[WHAT THE TASK REQUIRES] In the listing below, locate the lines that hold the string "project". Copy those lines.

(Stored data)

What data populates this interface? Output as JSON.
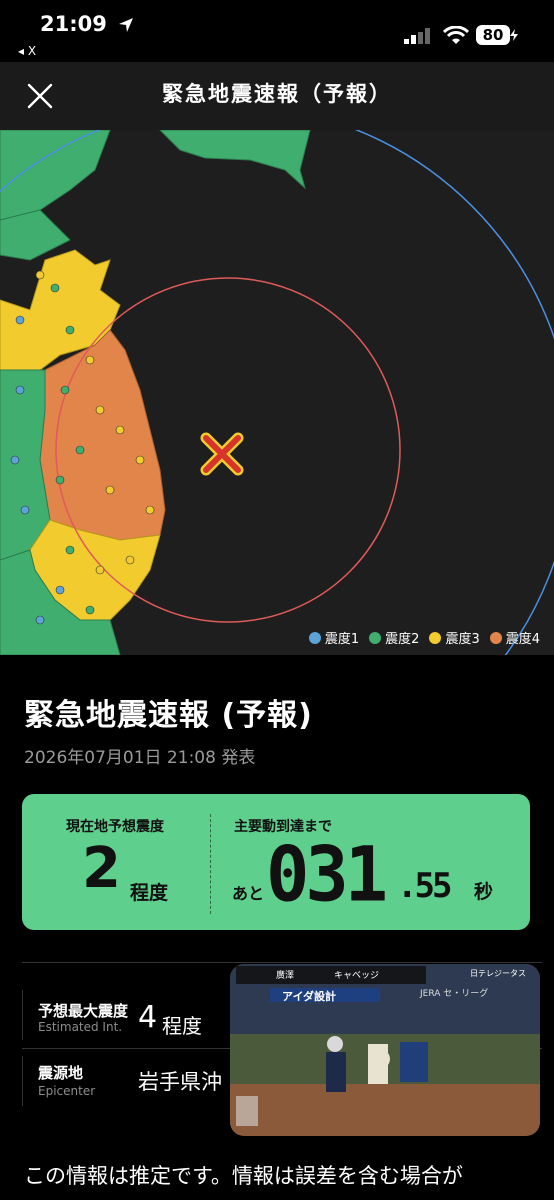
{
  "status_bar": {
    "time": "21:09",
    "back_app": "◂ X",
    "battery": "80"
  },
  "header": {
    "title": "緊急地震速報（予報）"
  },
  "map": {
    "legend": [
      {
        "label": "震度1",
        "color": "#5ba3d9"
      },
      {
        "label": "震度2",
        "color": "#3fae6e"
      },
      {
        "label": "震度3",
        "color": "#f2cc2e"
      },
      {
        "label": "震度4",
        "color": "#e2854a"
      }
    ]
  },
  "report": {
    "title": "緊急地震速報 (予報)",
    "issued": "2026年07月01日 21:08 発表"
  },
  "card": {
    "current_label": "現在地予想震度",
    "current_value": "2",
    "current_unit": "程度",
    "arrival_label": "主要動到達まで",
    "arrival_prefix": "あと",
    "arrival_big": "031",
    "arrival_small": ".55",
    "arrival_unit": "秒"
  },
  "details": {
    "max_int_label": "予想最大震度",
    "max_int_label_en": "Estimated Int.",
    "max_int_value": "4",
    "max_int_unit": "程度",
    "epicenter_label": "震源地",
    "epicenter_label_en": "Epicenter",
    "epicenter_value": "岩手県沖"
  },
  "notice": "この情報は推定です。情報は誤差を含む場合が",
  "video": {
    "scoreboard": {
      "batter": "廣澤",
      "pitcher": "キャベッジ",
      "tv": "日テレジータス"
    },
    "banner": "アイダ設計",
    "banner2": "JERA セ・リーグ"
  }
}
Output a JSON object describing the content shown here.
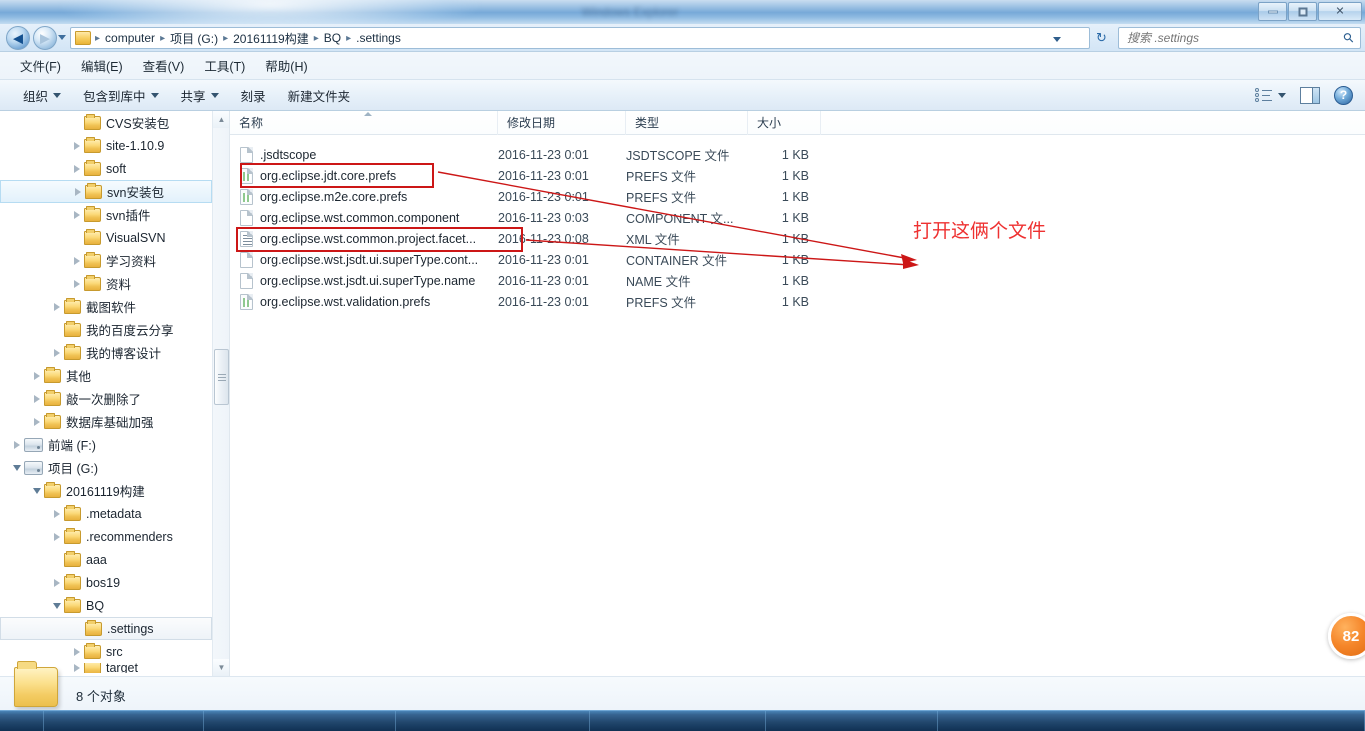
{
  "window": {
    "title_blurred": "Windows Explorer",
    "minimize_label": "最小化",
    "restore_label": "还原",
    "close_label": "关闭"
  },
  "address_bar": {
    "folder_icon": "folder-icon",
    "crumbs": [
      "computer",
      "项目 (G:)",
      "20161119构建",
      "BQ",
      ".settings"
    ],
    "separator": "▶",
    "history_dropdown": "history-dropdown",
    "refresh_icon": "refresh-icon"
  },
  "search": {
    "placeholder": "搜索 .settings",
    "value": "",
    "icon": "search-icon"
  },
  "menu": {
    "items": [
      {
        "label": "文件(F)"
      },
      {
        "label": "编辑(E)"
      },
      {
        "label": "查看(V)"
      },
      {
        "label": "工具(T)"
      },
      {
        "label": "帮助(H)"
      }
    ]
  },
  "toolbar": {
    "items": [
      {
        "label": "组织",
        "caret": true
      },
      {
        "label": "包含到库中",
        "caret": true
      },
      {
        "label": "共享",
        "caret": true
      },
      {
        "label": "刻录",
        "caret": false
      },
      {
        "label": "新建文件夹",
        "caret": false
      }
    ],
    "views_icon": "view-options-icon",
    "views_caret": "chevron-down-icon",
    "preview_pane_icon": "preview-pane-icon",
    "help_icon": "help-icon",
    "help_glyph": "?"
  },
  "nav_tree": {
    "items": [
      {
        "label": "CVS安装包",
        "indent": 3,
        "twisty": "none",
        "icon": "folder-icon",
        "state": "normal"
      },
      {
        "label": "site-1.10.9",
        "indent": 3,
        "twisty": "collapsed",
        "icon": "folder-icon",
        "state": "normal"
      },
      {
        "label": "soft",
        "indent": 3,
        "twisty": "collapsed",
        "icon": "folder-icon",
        "state": "normal"
      },
      {
        "label": "svn安装包",
        "indent": 3,
        "twisty": "collapsed",
        "icon": "folder-icon",
        "state": "hover"
      },
      {
        "label": "svn插件",
        "indent": 3,
        "twisty": "collapsed",
        "icon": "folder-icon",
        "state": "normal"
      },
      {
        "label": "VisualSVN",
        "indent": 3,
        "twisty": "none",
        "icon": "folder-icon",
        "state": "normal"
      },
      {
        "label": "学习资料",
        "indent": 3,
        "twisty": "collapsed",
        "icon": "folder-icon",
        "state": "normal"
      },
      {
        "label": "资料",
        "indent": 3,
        "twisty": "collapsed",
        "icon": "folder-icon",
        "state": "normal"
      },
      {
        "label": "截图软件",
        "indent": 2,
        "twisty": "collapsed",
        "icon": "folder-icon",
        "state": "normal"
      },
      {
        "label": "我的百度云分享",
        "indent": 2,
        "twisty": "none",
        "icon": "folder-icon",
        "state": "normal"
      },
      {
        "label": "我的博客设计",
        "indent": 2,
        "twisty": "collapsed",
        "icon": "folder-icon",
        "state": "normal"
      },
      {
        "label": "其他",
        "indent": 1,
        "twisty": "collapsed",
        "icon": "folder-icon",
        "state": "normal"
      },
      {
        "label": "敲一次删除了",
        "indent": 1,
        "twisty": "collapsed",
        "icon": "folder-icon",
        "state": "normal"
      },
      {
        "label": "数据库基础加强",
        "indent": 1,
        "twisty": "collapsed",
        "icon": "folder-icon",
        "state": "normal"
      },
      {
        "label": "前端 (F:)",
        "indent": 0,
        "twisty": "collapsed",
        "icon": "drive-icon",
        "state": "normal"
      },
      {
        "label": "项目 (G:)",
        "indent": 0,
        "twisty": "expanded",
        "icon": "drive-icon",
        "state": "normal"
      },
      {
        "label": "20161119构建",
        "indent": 1,
        "twisty": "expanded",
        "icon": "folder-icon",
        "state": "normal"
      },
      {
        "label": ".metadata",
        "indent": 2,
        "twisty": "collapsed",
        "icon": "folder-icon",
        "state": "normal"
      },
      {
        "label": ".recommenders",
        "indent": 2,
        "twisty": "collapsed",
        "icon": "folder-icon",
        "state": "normal"
      },
      {
        "label": "aaa",
        "indent": 2,
        "twisty": "none",
        "icon": "folder-icon",
        "state": "normal"
      },
      {
        "label": "bos19",
        "indent": 2,
        "twisty": "collapsed",
        "icon": "folder-icon",
        "state": "normal"
      },
      {
        "label": "BQ",
        "indent": 2,
        "twisty": "expanded",
        "icon": "folder-icon",
        "state": "normal"
      },
      {
        "label": ".settings",
        "indent": 3,
        "twisty": "none",
        "icon": "folder-icon",
        "state": "selected"
      },
      {
        "label": "src",
        "indent": 3,
        "twisty": "collapsed",
        "icon": "folder-icon",
        "state": "normal"
      },
      {
        "label": "target",
        "indent": 3,
        "twisty": "collapsed",
        "icon": "folder-icon",
        "state": "clipped"
      }
    ],
    "scroll_up_glyph": "▲",
    "scroll_down_glyph": "▼"
  },
  "file_list": {
    "columns": [
      {
        "label": "名称",
        "sorted": true
      },
      {
        "label": "修改日期",
        "sorted": false
      },
      {
        "label": "类型",
        "sorted": false
      },
      {
        "label": "大小",
        "sorted": false
      }
    ],
    "rows": [
      {
        "name": ".jsdtscope",
        "date": "2016-11-23 0:01",
        "type": "JSDTSCOPE 文件",
        "size": "1 KB",
        "icon": "blank-file-icon"
      },
      {
        "name": "org.eclipse.jdt.core.prefs",
        "date": "2016-11-23 0:01",
        "type": "PREFS 文件",
        "size": "1 KB",
        "icon": "prefs-file-icon"
      },
      {
        "name": "org.eclipse.m2e.core.prefs",
        "date": "2016-11-23 0:01",
        "type": "PREFS 文件",
        "size": "1 KB",
        "icon": "prefs-file-icon"
      },
      {
        "name": "org.eclipse.wst.common.component",
        "date": "2016-11-23 0:03",
        "type": "COMPONENT 文...",
        "size": "1 KB",
        "icon": "blank-file-icon"
      },
      {
        "name": "org.eclipse.wst.common.project.facet...",
        "date": "2016-11-23 0:08",
        "type": "XML 文件",
        "size": "1 KB",
        "icon": "xml-file-icon"
      },
      {
        "name": "org.eclipse.wst.jsdt.ui.superType.cont...",
        "date": "2016-11-23 0:01",
        "type": "CONTAINER 文件",
        "size": "1 KB",
        "icon": "blank-file-icon"
      },
      {
        "name": "org.eclipse.wst.jsdt.ui.superType.name",
        "date": "2016-11-23 0:01",
        "type": "NAME 文件",
        "size": "1 KB",
        "icon": "blank-file-icon"
      },
      {
        "name": "org.eclipse.wst.validation.prefs",
        "date": "2016-11-23 0:01",
        "type": "PREFS 文件",
        "size": "1 KB",
        "icon": "prefs-file-icon"
      }
    ]
  },
  "annotation": {
    "text": "打开这俩个文件",
    "color": "#ee3131",
    "box_color": "#cc1717",
    "boxes": [
      {
        "target": "org.eclipse.jdt.core.prefs"
      },
      {
        "target": "org.eclipse.wst.common.project.facet..."
      }
    ]
  },
  "status_bar": {
    "text": "8 个对象",
    "folder_icon": "large-folder-icon"
  },
  "badge": {
    "value": "82",
    "color": "#f5862a"
  }
}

[OUTPUT FOR THIS EXERCISE]
        "name": "org.eclipse.wst.common.project.facet...",
        "target": "org.eclipse.wst.common.project.facet..."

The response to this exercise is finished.